═══ EXTRACTED RECORDS

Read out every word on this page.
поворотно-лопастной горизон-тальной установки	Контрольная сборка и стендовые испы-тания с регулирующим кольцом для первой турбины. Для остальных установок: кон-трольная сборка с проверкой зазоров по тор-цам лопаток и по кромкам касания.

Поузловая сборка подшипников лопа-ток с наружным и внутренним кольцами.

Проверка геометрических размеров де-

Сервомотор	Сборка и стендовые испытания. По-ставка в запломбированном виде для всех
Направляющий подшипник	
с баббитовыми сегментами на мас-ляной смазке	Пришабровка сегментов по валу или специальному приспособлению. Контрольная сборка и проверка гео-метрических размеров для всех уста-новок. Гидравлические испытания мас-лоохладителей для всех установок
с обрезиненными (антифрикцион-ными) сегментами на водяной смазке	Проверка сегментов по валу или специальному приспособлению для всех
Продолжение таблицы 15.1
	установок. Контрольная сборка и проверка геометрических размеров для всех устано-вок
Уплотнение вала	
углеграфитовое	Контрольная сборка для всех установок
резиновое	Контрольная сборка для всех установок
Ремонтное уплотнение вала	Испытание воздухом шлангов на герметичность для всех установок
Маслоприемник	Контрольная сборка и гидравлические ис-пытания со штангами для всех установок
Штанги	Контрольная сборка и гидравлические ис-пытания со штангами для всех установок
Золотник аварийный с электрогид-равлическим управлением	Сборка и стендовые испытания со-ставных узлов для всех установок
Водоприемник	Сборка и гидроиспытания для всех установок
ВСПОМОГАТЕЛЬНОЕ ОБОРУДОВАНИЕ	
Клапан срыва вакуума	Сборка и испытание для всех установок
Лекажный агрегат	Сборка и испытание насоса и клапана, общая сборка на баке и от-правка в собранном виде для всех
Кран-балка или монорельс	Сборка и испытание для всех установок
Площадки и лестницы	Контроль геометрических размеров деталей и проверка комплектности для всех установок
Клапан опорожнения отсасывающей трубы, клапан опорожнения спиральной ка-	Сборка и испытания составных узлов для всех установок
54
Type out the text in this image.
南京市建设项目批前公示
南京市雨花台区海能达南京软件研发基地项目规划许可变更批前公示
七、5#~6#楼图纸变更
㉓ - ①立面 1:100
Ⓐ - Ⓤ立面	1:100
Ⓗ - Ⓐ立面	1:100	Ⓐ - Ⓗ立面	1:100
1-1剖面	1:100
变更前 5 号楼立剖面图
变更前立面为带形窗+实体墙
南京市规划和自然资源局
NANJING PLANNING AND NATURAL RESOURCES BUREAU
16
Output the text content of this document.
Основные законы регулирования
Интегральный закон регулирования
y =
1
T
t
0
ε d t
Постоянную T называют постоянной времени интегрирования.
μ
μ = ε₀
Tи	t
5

══════

=== WHAT IS REQUIRED ===
The records above must be output exactly, in full.

=== WRITTEN RESPONSE ===
Read out every word on this page.
поворотно-лопастной горизон-тальной установки	Контрольная сборка и стендовые испы-тания с регулирующим кольцом для первой турбины. Для остальных установок: кон-трольная сборка с проверкой зазоров по тор-цам лопаток и по кромкам касания.

Поузловая сборка подшипников лопа-ток с наружным и внутренним кольцами.

Проверка геометрических размеров де-

Сервомотор	Сборка и стендовые испытания. По-ставка в запломбированном виде для всех
Направляющий подшипник	
с баббитовыми сегментами на мас-ляной смазке	Пришабровка сегментов по валу или специальному приспособлению. Контрольная сборка и проверка гео-метрических размеров для всех уста-новок. Гидравлические испытания мас-лоохладителей для всех установок
с обрезиненными (антифрикцион-ными) сегментами на водяной смазке	Проверка сегментов по валу или специальному приспособлению для всех
Продолжение таблицы 15.1
	установок. Контрольная сборка и проверка геометрических размеров для всех устано-вок
Уплотнение вала	
углеграфитовое	Контрольная сборка для всех установок
резиновое	Контрольная сборка для всех установок
Ремонтное уплотнение вала	Испытание воздухом шлангов на герметичность для всех установок
Маслоприемник	Контрольная сборка и гидравлические ис-пытания со штангами для всех установок
Штанги	Контрольная сборка и гидравлические ис-пытания со штангами для всех установок
Золотник аварийный с электрогид-равлическим управлением	Сборка и стендовые испытания со-ставных узлов для всех установок
Водоприемник	Сборка и гидроиспытания для всех установок
ВСПОМОГАТЕЛЬНОЕ ОБОРУДОВАНИЕ	
Клапан срыва вакуума	Сборка и испытание для всех установок
Лекажный агрегат	Сборка и испытание насоса и клапана, общая сборка на баке и от-правка в собранном виде для всех
Кран-балка или монорельс	Сборка и испытание для всех установок
Площадки и лестницы	Контроль геометрических размеров деталей и проверка комплектности для всех установок
Клапан опорожнения отсасывающей трубы, клапан опорожнения спиральной ка-	Сборка и испытания составных узлов для всех установок
54
Type out the text in this image.
南京市建设项目批前公示
南京市雨花台区海能达南京软件研发基地项目规划许可变更批前公示
七、5#~6#楼图纸变更
㉓ - ①立面 1:100
Ⓐ - Ⓤ立面	1:100
Ⓗ - Ⓐ立面	1:100	Ⓐ - Ⓗ立面	1:100
1-1剖面	1:100
变更前 5 号楼立剖面图
变更前立面为带形窗+实体墙
南京市规划和自然资源局
NANJING PLANNING AND NATURAL RESOURCES BUREAU
16
Output the text content of this document.
Основные законы регулирования
Интегральный закон регулирования
y =
1
T
t
0
ε d t
Постоянную T называют постоянной времени интегрирования.
μ
μ = ε₀
Tи	t
5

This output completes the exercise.